EXERCISE OBJECTIVE:
Everything from the line containing "Transcribe the text in this document." through the last line of the data below is to be retyped exactly, apart from the pictures.

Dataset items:

◆ ◆ ◆ ◆ ◆ ◆ ◆

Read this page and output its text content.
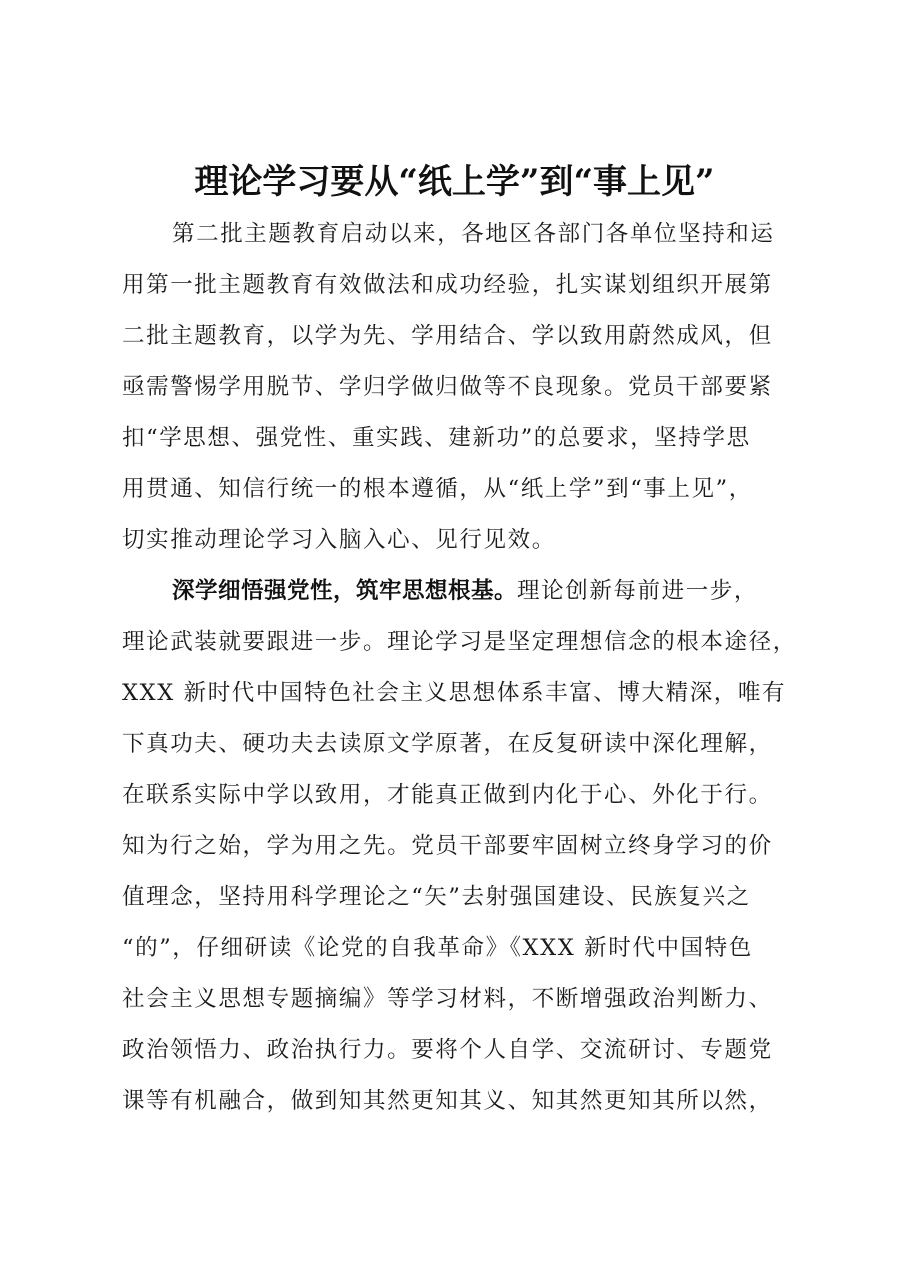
理论学习要从“纸上学”到“事上见”
第二批主题教育启动以来，各地区各部门各单位坚持和运
用第一批主题教育有效做法和成功经验，扎实谋划组织开展第
二批主题教育，以学为先、学用结合、学以致用蔚然成风，但
亟需警惕学用脱节、学归学做归做等不良现象。党员干部要紧
扣“学思想、强党性、重实践、建新功”的总要求，坚持学思
用贯通、知信行统一的根本遵循，从“纸上学”到“事上见”，
切实推动理论学习入脑入心、见行见效。
深学细悟强党性，筑牢思想根基。理论创新每前进一步，
理论武装就要跟进一步。理论学习是坚定理想信念的根本途径，
XXX 新时代中国特色社会主义思想体系丰富、博大精深，唯有
下真功夫、硬功夫去读原文学原著，在反复研读中深化理解，
在联系实际中学以致用，才能真正做到内化于心、外化于行。
知为行之始，学为用之先。党员干部要牢固树立终身学习的价
值理念，坚持用科学理论之“矢”去射强国建设、民族复兴之
“的”，仔细研读《论党的自我革命》《XXX 新时代中国特色
社会主义思想专题摘编》等学习材料，不断增强政治判断力、
政治领悟力、政治执行力。要将个人自学、交流研讨、专题党
课等有机融合，做到知其然更知其义、知其然更知其所以然，
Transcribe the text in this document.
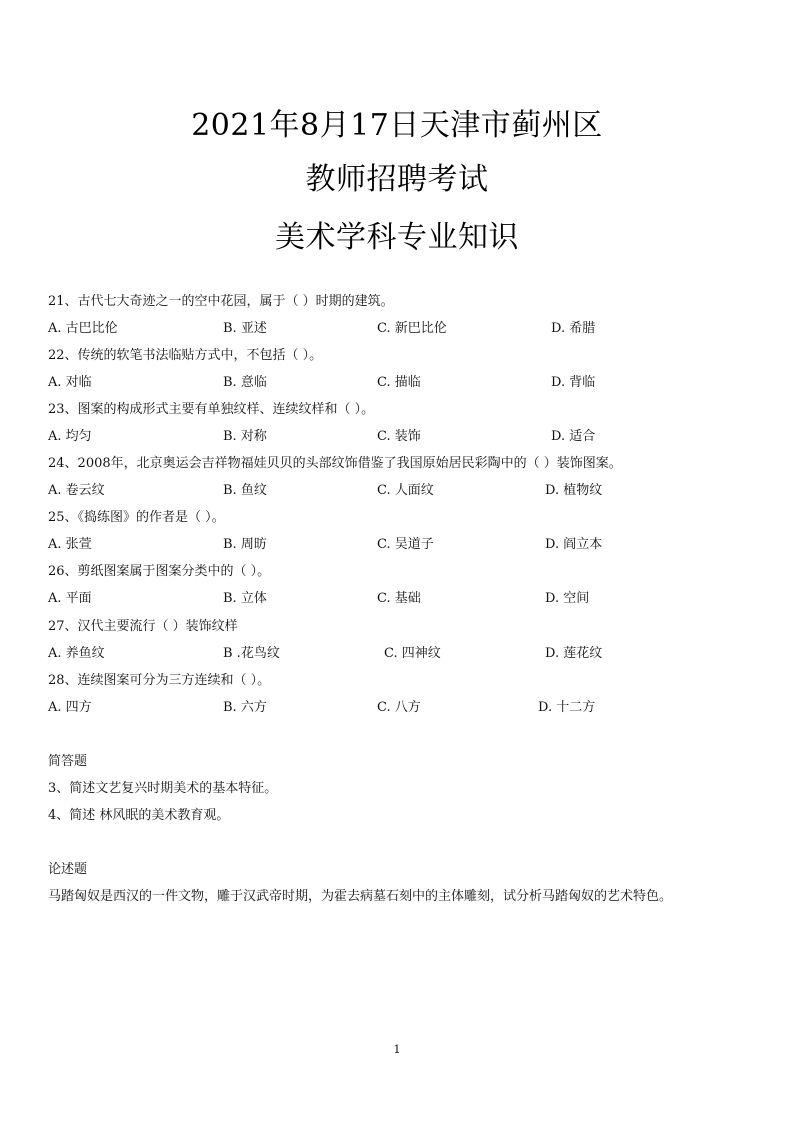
2021年8月17日天津市蓟州区
教师招聘考试
美术学科专业知识
21、古代七大奇迹之一的空中花园，属于（ ）时期的建筑。
A. 古巴比伦	B. 亚述	C. 新巴比伦	D. 希腊
22、传统的软笔书法临贴方式中，不包括（ ）。
A. 对临	B. 意临	C. 描临	D. 背临
23、图案的构成形式主要有单独纹样、连续纹样和（ ）。
A. 均匀	B. 对称	C. 装饰	D. 适合
24、2008年，北京奥运会吉祥物福娃贝贝的头部纹饰借鉴了我国原始居民彩陶中的（ ）装饰图案。
A. 卷云纹	B. 鱼纹	C. 人面纹	D. 植物纹
25、《捣练图》的作者是（ ）。
A. 张萱	B. 周昉	C. 吴道子	D. 阎立本
26、剪纸图案属于图案分类中的（ ）。
A. 平面	B. 立体	C. 基础	D. 空间
27、汉代主要流行（ ）装饰纹样
A. 养鱼纹	B .花鸟纹	C. 四神纹	D. 莲花纹
28、连续图案可分为三方连续和（ ）。
A. 四方	B. 六方	C. 八方	D. 十二方
简答题
3、简述文艺复兴时期美术的基本特征。
4、简述 林风眠的美术教育观。
论述题
马踏匈奴是西汉的一件文物，雕于汉武帝时期，为霍去病墓石刻中的主体雕刻，试分析马踏匈奴的艺术特色。
1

◆ ◆ ◆ ◆ ◆ ◆ ◆

RESPONSE TO THIS EXERCISE:
Transcribe the text in this document.
2021年8月17日天津市蓟州区
教师招聘考试
美术学科专业知识
21、古代七大奇迹之一的空中花园，属于（ ）时期的建筑。
A. 古巴比伦	B. 亚述	C. 新巴比伦	D. 希腊
22、传统的软笔书法临贴方式中，不包括（ ）。
A. 对临	B. 意临	C. 描临	D. 背临
23、图案的构成形式主要有单独纹样、连续纹样和（ ）。
A. 均匀	B. 对称	C. 装饰	D. 适合
24、2008年，北京奥运会吉祥物福娃贝贝的头部纹饰借鉴了我国原始居民彩陶中的（ ）装饰图案。
A. 卷云纹	B. 鱼纹	C. 人面纹	D. 植物纹
25、《捣练图》的作者是（ ）。
A. 张萱	B. 周昉	C. 吴道子	D. 阎立本
26、剪纸图案属于图案分类中的（ ）。
A. 平面	B. 立体	C. 基础	D. 空间
27、汉代主要流行（ ）装饰纹样
A. 养鱼纹	B .花鸟纹	C. 四神纹	D. 莲花纹
28、连续图案可分为三方连续和（ ）。
A. 四方	B. 六方	C. 八方	D. 十二方
简答题
3、简述文艺复兴时期美术的基本特征。
4、简述 林风眠的美术教育观。
论述题
马踏匈奴是西汉的一件文物，雕于汉武帝时期，为霍去病墓石刻中的主体雕刻，试分析马踏匈奴的艺术特色。
1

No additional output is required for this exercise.